• _Aim of the task_: Exclude images, then output the remaining data verbatim.

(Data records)

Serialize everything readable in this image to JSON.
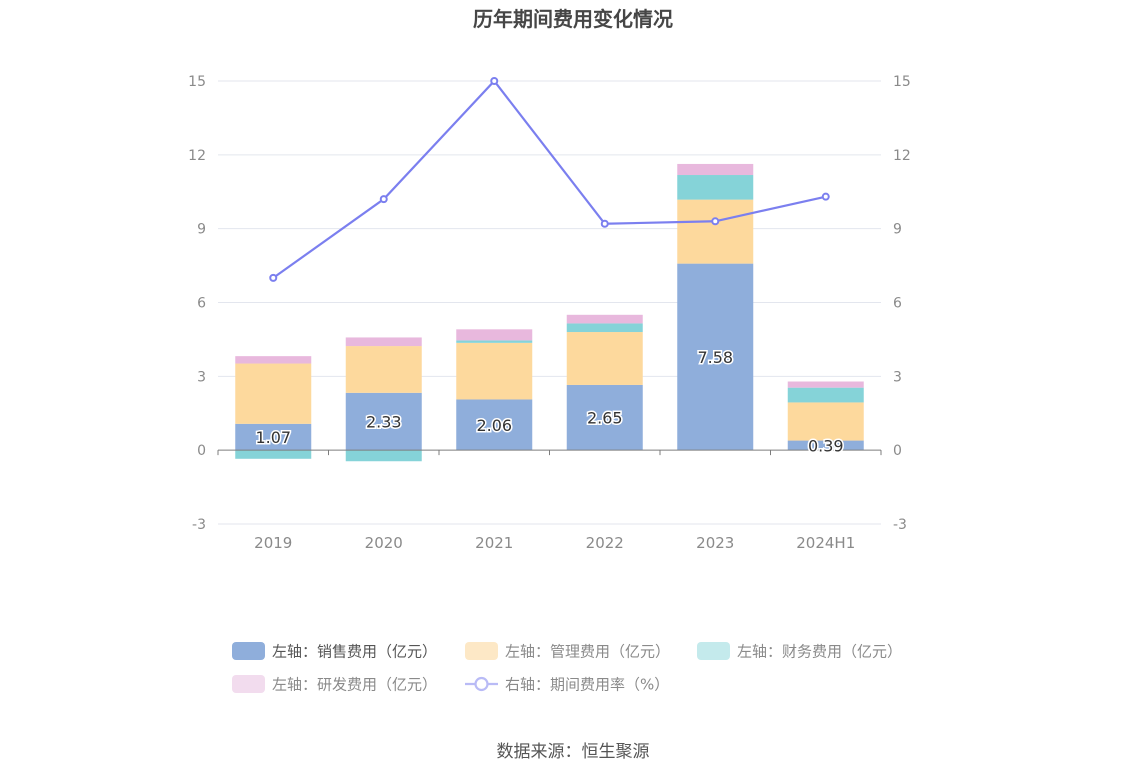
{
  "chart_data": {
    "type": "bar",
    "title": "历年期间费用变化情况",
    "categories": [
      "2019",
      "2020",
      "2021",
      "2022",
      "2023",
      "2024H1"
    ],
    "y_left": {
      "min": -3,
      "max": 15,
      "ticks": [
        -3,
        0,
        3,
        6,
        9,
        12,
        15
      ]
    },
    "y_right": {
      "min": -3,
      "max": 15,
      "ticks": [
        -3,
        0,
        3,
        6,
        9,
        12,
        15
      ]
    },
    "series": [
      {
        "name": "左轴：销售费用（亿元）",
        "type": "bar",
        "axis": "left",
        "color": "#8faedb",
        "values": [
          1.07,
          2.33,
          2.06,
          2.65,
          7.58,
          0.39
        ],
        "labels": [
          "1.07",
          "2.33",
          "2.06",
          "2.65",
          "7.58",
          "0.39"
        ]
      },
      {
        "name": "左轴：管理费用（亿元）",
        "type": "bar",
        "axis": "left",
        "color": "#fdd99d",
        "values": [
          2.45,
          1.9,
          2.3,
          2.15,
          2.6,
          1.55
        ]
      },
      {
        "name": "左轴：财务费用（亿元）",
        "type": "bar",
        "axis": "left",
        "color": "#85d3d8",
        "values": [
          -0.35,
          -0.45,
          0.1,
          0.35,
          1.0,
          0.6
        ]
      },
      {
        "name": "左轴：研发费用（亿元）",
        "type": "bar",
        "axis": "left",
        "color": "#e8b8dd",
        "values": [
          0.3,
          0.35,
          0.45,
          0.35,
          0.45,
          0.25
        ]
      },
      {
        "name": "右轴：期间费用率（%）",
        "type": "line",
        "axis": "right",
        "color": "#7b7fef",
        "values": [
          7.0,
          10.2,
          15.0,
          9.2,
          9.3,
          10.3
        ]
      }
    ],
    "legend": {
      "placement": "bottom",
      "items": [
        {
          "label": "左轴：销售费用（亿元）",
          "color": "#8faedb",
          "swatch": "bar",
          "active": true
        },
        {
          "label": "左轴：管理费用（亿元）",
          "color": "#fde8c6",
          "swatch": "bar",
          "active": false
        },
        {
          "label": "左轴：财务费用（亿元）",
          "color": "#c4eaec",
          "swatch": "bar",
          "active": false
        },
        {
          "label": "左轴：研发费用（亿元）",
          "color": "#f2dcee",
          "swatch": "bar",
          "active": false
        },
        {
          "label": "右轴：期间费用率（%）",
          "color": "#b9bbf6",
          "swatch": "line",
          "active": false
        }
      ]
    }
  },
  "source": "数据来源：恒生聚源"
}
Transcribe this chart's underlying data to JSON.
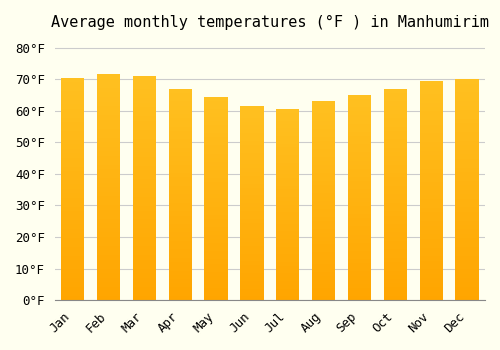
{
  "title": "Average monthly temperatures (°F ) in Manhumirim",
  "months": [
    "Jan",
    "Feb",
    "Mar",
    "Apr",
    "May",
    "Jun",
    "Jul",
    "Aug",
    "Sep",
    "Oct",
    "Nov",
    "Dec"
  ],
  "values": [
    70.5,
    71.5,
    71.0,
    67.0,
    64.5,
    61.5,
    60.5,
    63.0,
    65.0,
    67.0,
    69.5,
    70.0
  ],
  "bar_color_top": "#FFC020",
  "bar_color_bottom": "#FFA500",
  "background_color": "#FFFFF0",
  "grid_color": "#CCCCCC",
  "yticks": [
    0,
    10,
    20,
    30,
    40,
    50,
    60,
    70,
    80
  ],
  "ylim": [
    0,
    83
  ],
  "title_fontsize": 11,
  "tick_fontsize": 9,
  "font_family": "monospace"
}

• _Response to the exercise_:
Serialize everything readable in this image to JSON.
{
  "chart_data": {
    "type": "bar",
    "title": "历年期间费用变化情况",
    "categories": [
      "2019",
      "2020",
      "2021",
      "2022",
      "2023",
      "2024H1"
    ],
    "y_left": {
      "min": -3,
      "max": 15,
      "ticks": [
        -3,
        0,
        3,
        6,
        9,
        12,
        15
      ]
    },
    "y_right": {
      "min": -3,
      "max": 15,
      "ticks": [
        -3,
        0,
        3,
        6,
        9,
        12,
        15
      ]
    },
    "series": [
      {
        "name": "左轴：销售费用（亿元）",
        "type": "bar",
        "axis": "left",
        "color": "#8faedb",
        "values": [
          1.07,
          2.33,
          2.06,
          2.65,
          7.58,
          0.39
        ],
        "labels": [
          "1.07",
          "2.33",
          "2.06",
          "2.65",
          "7.58",
          "0.39"
        ]
      },
      {
        "name": "左轴：管理费用（亿元）",
        "type": "bar",
        "axis": "left",
        "color": "#fdd99d",
        "values": [
          2.45,
          1.9,
          2.3,
          2.15,
          2.6,
          1.55
        ]
      },
      {
        "name": "左轴：财务费用（亿元）",
        "type": "bar",
        "axis": "left",
        "color": "#85d3d8",
        "values": [
          -0.35,
          -0.45,
          0.1,
          0.35,
          1.0,
          0.6
        ]
      },
      {
        "name": "左轴：研发费用（亿元）",
        "type": "bar",
        "axis": "left",
        "color": "#e8b8dd",
        "values": [
          0.3,
          0.35,
          0.45,
          0.35,
          0.45,
          0.25
        ]
      },
      {
        "name": "右轴：期间费用率（%）",
        "type": "line",
        "axis": "right",
        "color": "#7b7fef",
        "values": [
          7.0,
          10.2,
          15.0,
          9.2,
          9.3,
          10.3
        ]
      }
    ],
    "legend": {
      "placement": "bottom",
      "items": [
        {
          "label": "左轴：销售费用（亿元）",
          "color": "#8faedb",
          "swatch": "bar",
          "active": true
        },
        {
          "label": "左轴：管理费用（亿元）",
          "color": "#fde8c6",
          "swatch": "bar",
          "active": false
        },
        {
          "label": "左轴：财务费用（亿元）",
          "color": "#c4eaec",
          "swatch": "bar",
          "active": false
        },
        {
          "label": "左轴：研发费用（亿元）",
          "color": "#f2dcee",
          "swatch": "bar",
          "active": false
        },
        {
          "label": "右轴：期间费用率（%）",
          "color": "#b9bbf6",
          "swatch": "line",
          "active": false
        }
      ]
    }
  },
  "source": "数据来源：恒生聚源"
}
Transcribe this chart's underlying data to JSON.
{
  "title": "Average monthly temperatures (°F ) in Manhumirim",
  "months": [
    "Jan",
    "Feb",
    "Mar",
    "Apr",
    "May",
    "Jun",
    "Jul",
    "Aug",
    "Sep",
    "Oct",
    "Nov",
    "Dec"
  ],
  "values": [
    70.5,
    71.5,
    71.0,
    67.0,
    64.5,
    61.5,
    60.5,
    63.0,
    65.0,
    67.0,
    69.5,
    70.0
  ],
  "bar_color_top": "#FFC020",
  "bar_color_bottom": "#FFA500",
  "background_color": "#FFFFF0",
  "grid_color": "#CCCCCC",
  "yticks": [
    0,
    10,
    20,
    30,
    40,
    50,
    60,
    70,
    80
  ],
  "ylim": [
    0,
    83
  ],
  "title_fontsize": 11,
  "tick_fontsize": 9,
  "font_family": "monospace"
}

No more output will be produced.